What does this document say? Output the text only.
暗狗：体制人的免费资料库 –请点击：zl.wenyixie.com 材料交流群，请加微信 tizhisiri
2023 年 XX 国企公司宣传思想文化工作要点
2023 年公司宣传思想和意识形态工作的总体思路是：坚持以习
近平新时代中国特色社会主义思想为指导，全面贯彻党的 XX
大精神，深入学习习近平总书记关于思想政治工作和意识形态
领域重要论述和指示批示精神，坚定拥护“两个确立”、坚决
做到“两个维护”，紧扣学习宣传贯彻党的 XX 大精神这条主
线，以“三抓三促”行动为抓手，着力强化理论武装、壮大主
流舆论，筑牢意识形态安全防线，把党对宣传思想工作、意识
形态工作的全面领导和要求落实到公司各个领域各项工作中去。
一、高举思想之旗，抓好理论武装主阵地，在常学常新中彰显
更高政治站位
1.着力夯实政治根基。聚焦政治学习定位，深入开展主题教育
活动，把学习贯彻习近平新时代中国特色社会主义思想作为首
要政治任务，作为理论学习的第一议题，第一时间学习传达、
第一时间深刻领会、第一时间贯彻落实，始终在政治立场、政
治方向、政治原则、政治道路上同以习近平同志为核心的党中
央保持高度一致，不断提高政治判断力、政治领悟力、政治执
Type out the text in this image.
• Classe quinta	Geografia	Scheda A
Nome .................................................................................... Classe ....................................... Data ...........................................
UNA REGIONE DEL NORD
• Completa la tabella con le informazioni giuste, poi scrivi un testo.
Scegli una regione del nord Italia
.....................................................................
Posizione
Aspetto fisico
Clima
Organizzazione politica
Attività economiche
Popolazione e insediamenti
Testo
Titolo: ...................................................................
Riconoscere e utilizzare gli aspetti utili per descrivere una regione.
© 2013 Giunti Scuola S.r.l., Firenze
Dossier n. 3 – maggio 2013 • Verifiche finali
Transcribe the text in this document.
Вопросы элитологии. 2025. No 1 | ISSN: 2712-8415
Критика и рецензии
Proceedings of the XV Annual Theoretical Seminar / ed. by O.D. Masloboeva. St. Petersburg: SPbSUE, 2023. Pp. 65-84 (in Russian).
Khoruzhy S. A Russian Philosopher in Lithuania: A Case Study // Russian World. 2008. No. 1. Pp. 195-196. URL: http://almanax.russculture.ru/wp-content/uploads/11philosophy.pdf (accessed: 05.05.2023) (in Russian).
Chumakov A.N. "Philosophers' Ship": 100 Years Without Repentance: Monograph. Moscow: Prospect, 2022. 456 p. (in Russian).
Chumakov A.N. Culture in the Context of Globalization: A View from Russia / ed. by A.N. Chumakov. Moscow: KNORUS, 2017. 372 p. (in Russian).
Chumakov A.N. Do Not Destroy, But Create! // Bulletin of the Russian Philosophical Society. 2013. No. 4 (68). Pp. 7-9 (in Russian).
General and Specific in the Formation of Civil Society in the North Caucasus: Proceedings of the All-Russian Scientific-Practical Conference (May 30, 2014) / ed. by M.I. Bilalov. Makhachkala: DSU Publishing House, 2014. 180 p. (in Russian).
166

* * * * * * *

__WHAT TO WORK ON__: Go through the listing and copy all of it exactly.

__REPLY__:
What does this document say? Output the text only.
暗狗：体制人的免费资料库 –请点击：zl.wenyixie.com 材料交流群，请加微信 tizhisiri
2023 年 XX 国企公司宣传思想文化工作要点
2023 年公司宣传思想和意识形态工作的总体思路是：坚持以习
近平新时代中国特色社会主义思想为指导，全面贯彻党的 XX
大精神，深入学习习近平总书记关于思想政治工作和意识形态
领域重要论述和指示批示精神，坚定拥护“两个确立”、坚决
做到“两个维护”，紧扣学习宣传贯彻党的 XX 大精神这条主
线，以“三抓三促”行动为抓手，着力强化理论武装、壮大主
流舆论，筑牢意识形态安全防线，把党对宣传思想工作、意识
形态工作的全面领导和要求落实到公司各个领域各项工作中去。
一、高举思想之旗，抓好理论武装主阵地，在常学常新中彰显
更高政治站位
1.着力夯实政治根基。聚焦政治学习定位，深入开展主题教育
活动，把学习贯彻习近平新时代中国特色社会主义思想作为首
要政治任务，作为理论学习的第一议题，第一时间学习传达、
第一时间深刻领会、第一时间贯彻落实，始终在政治立场、政
治方向、政治原则、政治道路上同以习近平同志为核心的党中
央保持高度一致，不断提高政治判断力、政治领悟力、政治执
Type out the text in this image.
• Classe quinta	Geografia	Scheda A
Nome .................................................................................... Classe ....................................... Data ...........................................
UNA REGIONE DEL NORD
• Completa la tabella con le informazioni giuste, poi scrivi un testo.
Scegli una regione del nord Italia
.....................................................................
Posizione
Aspetto fisico
Clima
Organizzazione politica
Attività economiche
Popolazione e insediamenti
Testo
Titolo: ...................................................................
Riconoscere e utilizzare gli aspetti utili per descrivere una regione.
© 2013 Giunti Scuola S.r.l., Firenze
Dossier n. 3 – maggio 2013 • Verifiche finali
Transcribe the text in this document.
Вопросы элитологии. 2025. No 1 | ISSN: 2712-8415
Критика и рецензии
Proceedings of the XV Annual Theoretical Seminar / ed. by O.D. Masloboeva. St. Petersburg: SPbSUE, 2023. Pp. 65-84 (in Russian).
Khoruzhy S. A Russian Philosopher in Lithuania: A Case Study // Russian World. 2008. No. 1. Pp. 195-196. URL: http://almanax.russculture.ru/wp-content/uploads/11philosophy.pdf (accessed: 05.05.2023) (in Russian).
Chumakov A.N. "Philosophers' Ship": 100 Years Without Repentance: Monograph. Moscow: Prospect, 2022. 456 p. (in Russian).
Chumakov A.N. Culture in the Context of Globalization: A View from Russia / ed. by A.N. Chumakov. Moscow: KNORUS, 2017. 372 p. (in Russian).
Chumakov A.N. Do Not Destroy, But Create! // Bulletin of the Russian Philosophical Society. 2013. No. 4 (68). Pp. 7-9 (in Russian).
General and Specific in the Formation of Civil Society in the North Caucasus: Proceedings of the All-Russian Scientific-Practical Conference (May 30, 2014) / ed. by M.I. Bilalov. Makhachkala: DSU Publishing House, 2014. 180 p. (in Russian).
166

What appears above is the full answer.